EXERCISE OBJECTIVE — Print the listing below in its entirety, character for character.

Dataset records
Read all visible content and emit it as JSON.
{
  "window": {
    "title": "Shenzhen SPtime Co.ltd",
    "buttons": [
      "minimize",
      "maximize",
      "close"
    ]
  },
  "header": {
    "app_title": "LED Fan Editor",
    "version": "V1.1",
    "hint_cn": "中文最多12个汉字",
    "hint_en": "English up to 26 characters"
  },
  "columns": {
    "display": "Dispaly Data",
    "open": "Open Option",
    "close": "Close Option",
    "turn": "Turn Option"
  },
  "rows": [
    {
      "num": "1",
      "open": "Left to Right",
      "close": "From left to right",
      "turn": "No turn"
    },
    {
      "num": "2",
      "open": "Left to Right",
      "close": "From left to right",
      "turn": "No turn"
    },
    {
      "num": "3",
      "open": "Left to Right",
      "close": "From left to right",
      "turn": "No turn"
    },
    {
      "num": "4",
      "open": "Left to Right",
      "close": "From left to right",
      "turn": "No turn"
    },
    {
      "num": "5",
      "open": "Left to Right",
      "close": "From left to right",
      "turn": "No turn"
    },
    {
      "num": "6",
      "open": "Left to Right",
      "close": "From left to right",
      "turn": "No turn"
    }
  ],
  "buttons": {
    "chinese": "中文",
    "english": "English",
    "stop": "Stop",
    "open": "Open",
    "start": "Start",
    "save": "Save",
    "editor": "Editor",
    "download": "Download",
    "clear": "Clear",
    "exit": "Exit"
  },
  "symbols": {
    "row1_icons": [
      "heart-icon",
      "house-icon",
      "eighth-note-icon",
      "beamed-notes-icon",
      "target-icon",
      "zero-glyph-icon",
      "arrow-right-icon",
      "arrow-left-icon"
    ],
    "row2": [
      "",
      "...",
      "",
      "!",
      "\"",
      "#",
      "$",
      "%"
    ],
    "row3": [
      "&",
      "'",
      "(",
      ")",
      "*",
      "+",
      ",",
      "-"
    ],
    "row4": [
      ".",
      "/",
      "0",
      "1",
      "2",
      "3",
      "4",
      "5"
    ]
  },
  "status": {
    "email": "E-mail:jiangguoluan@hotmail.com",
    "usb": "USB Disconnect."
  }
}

EXERCISE SOLUTION —
Read all visible content and emit it as JSON.
{
  "window": {
    "title": "Shenzhen SPtime Co.ltd",
    "buttons": [
      "minimize",
      "maximize",
      "close"
    ]
  },
  "header": {
    "app_title": "LED Fan Editor",
    "version": "V1.1",
    "hint_cn": "中文最多12个汉字",
    "hint_en": "English up to 26 characters"
  },
  "columns": {
    "display": "Dispaly Data",
    "open": "Open Option",
    "close": "Close Option",
    "turn": "Turn Option"
  },
  "rows": [
    {
      "num": "1",
      "open": "Left to Right",
      "close": "From left to right",
      "turn": "No turn"
    },
    {
      "num": "2",
      "open": "Left to Right",
      "close": "From left to right",
      "turn": "No turn"
    },
    {
      "num": "3",
      "open": "Left to Right",
      "close": "From left to right",
      "turn": "No turn"
    },
    {
      "num": "4",
      "open": "Left to Right",
      "close": "From left to right",
      "turn": "No turn"
    },
    {
      "num": "5",
      "open": "Left to Right",
      "close": "From left to right",
      "turn": "No turn"
    },
    {
      "num": "6",
      "open": "Left to Right",
      "close": "From left to right",
      "turn": "No turn"
    }
  ],
  "buttons": {
    "chinese": "中文",
    "english": "English",
    "stop": "Stop",
    "open": "Open",
    "start": "Start",
    "save": "Save",
    "editor": "Editor",
    "download": "Download",
    "clear": "Clear",
    "exit": "Exit"
  },
  "symbols": {
    "row1_icons": [
      "heart-icon",
      "house-icon",
      "eighth-note-icon",
      "beamed-notes-icon",
      "target-icon",
      "zero-glyph-icon",
      "arrow-right-icon",
      "arrow-left-icon"
    ],
    "row2": [
      "",
      "...",
      "",
      "!",
      "\"",
      "#",
      "$",
      "%"
    ],
    "row3": [
      "&",
      "'",
      "(",
      ")",
      "*",
      "+",
      ",",
      "-"
    ],
    "row4": [
      ".",
      "/",
      "0",
      "1",
      "2",
      "3",
      "4",
      "5"
    ]
  },
  "status": {
    "email": "E-mail:jiangguoluan@hotmail.com",
    "usb": "USB Disconnect."
  }
}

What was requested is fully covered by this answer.